▶ **INPUT FOR THIS TASK**
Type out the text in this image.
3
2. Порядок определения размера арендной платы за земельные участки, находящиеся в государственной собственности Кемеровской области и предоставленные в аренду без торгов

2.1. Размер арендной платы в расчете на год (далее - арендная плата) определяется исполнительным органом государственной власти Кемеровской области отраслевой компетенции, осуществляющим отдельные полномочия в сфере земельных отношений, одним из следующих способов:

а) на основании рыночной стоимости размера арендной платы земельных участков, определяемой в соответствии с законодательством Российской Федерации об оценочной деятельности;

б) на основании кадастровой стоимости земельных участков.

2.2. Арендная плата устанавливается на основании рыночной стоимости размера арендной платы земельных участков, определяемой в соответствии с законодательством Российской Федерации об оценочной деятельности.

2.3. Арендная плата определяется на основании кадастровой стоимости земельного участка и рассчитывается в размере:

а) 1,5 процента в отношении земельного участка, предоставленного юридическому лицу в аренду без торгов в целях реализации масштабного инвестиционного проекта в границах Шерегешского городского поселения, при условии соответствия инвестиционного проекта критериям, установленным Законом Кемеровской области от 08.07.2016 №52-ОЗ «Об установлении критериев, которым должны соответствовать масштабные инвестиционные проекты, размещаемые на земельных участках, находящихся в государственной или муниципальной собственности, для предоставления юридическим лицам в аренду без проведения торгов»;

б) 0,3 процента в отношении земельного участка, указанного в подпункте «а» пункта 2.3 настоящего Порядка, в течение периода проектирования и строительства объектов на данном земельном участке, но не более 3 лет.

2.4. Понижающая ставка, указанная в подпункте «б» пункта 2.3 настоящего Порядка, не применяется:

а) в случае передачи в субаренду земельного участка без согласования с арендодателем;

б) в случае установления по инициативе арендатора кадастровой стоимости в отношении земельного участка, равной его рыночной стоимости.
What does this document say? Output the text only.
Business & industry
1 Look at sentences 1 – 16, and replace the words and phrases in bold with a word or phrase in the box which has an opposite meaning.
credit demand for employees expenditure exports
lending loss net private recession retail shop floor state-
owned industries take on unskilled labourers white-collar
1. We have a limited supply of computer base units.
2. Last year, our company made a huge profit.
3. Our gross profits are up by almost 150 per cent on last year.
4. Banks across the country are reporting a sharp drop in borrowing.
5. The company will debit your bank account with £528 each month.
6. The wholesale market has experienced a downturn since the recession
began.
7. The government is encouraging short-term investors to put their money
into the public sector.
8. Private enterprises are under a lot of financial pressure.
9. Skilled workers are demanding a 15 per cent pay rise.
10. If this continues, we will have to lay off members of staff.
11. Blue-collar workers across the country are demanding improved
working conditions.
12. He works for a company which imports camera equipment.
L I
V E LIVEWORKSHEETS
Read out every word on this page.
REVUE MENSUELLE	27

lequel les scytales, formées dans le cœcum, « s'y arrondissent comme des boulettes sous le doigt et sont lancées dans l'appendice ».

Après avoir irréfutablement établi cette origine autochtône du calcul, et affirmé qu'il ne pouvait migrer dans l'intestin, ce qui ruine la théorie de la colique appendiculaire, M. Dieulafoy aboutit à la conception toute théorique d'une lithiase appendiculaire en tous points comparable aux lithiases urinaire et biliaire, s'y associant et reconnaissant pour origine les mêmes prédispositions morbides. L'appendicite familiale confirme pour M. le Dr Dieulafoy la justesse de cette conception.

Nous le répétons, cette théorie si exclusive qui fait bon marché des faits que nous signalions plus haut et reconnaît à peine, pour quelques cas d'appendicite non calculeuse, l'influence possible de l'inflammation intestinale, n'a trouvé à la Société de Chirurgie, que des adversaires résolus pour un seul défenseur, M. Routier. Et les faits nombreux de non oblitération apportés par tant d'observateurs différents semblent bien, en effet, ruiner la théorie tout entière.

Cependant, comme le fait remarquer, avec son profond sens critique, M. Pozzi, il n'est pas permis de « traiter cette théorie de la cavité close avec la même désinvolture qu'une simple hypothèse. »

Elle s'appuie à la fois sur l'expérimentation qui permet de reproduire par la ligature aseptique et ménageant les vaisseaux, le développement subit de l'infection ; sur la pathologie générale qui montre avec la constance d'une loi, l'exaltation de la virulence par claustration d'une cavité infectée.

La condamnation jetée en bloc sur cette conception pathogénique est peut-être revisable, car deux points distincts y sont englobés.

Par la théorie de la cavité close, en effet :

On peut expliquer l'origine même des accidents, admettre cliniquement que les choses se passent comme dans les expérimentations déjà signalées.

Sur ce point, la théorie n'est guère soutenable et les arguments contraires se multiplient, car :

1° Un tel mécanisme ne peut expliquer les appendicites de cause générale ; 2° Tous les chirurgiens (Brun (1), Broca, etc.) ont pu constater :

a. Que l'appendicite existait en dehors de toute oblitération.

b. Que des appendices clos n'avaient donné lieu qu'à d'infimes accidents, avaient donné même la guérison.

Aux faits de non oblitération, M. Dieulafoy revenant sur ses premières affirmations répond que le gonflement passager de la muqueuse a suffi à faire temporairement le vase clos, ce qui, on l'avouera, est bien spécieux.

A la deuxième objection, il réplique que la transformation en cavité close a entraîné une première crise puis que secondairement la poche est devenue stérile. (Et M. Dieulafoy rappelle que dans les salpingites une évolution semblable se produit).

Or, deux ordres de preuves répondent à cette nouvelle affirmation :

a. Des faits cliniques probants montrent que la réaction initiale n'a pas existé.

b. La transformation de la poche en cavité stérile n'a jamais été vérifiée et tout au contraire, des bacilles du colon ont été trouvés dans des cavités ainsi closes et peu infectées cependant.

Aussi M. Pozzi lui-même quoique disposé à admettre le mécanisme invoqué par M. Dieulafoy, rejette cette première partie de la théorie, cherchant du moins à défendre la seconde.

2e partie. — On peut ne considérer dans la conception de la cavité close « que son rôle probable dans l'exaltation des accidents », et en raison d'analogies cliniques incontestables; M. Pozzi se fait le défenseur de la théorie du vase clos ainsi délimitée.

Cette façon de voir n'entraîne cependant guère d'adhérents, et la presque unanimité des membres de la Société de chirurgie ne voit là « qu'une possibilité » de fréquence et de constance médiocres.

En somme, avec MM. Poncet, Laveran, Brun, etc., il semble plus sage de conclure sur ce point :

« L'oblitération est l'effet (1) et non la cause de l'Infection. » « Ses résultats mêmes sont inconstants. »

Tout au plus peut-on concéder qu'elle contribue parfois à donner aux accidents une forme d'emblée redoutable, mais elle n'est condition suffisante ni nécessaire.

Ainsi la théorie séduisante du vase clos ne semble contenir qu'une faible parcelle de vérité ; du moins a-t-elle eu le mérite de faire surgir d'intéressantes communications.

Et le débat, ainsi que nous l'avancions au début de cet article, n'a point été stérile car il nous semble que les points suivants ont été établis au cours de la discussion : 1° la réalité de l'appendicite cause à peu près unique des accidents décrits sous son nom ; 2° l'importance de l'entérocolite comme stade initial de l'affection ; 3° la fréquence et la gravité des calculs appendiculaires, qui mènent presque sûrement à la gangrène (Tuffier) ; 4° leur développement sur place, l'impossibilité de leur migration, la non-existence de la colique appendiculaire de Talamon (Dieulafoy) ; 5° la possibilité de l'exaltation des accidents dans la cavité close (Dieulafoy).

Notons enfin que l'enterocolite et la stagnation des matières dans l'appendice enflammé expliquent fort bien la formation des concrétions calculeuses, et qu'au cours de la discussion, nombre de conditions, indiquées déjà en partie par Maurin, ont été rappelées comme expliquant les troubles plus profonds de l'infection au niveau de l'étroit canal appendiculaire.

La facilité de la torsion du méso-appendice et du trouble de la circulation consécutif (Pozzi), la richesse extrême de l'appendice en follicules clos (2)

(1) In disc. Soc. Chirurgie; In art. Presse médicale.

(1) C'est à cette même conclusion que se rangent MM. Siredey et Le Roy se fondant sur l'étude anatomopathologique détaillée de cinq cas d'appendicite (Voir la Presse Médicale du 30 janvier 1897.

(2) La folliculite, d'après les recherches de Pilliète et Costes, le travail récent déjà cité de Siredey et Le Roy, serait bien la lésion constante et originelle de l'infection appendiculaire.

▶ **THE TASK**
Count how many lines above carry the word "определяемой". Only the number is required.

▶ **SOLUTION TO THE EXERCISE**
2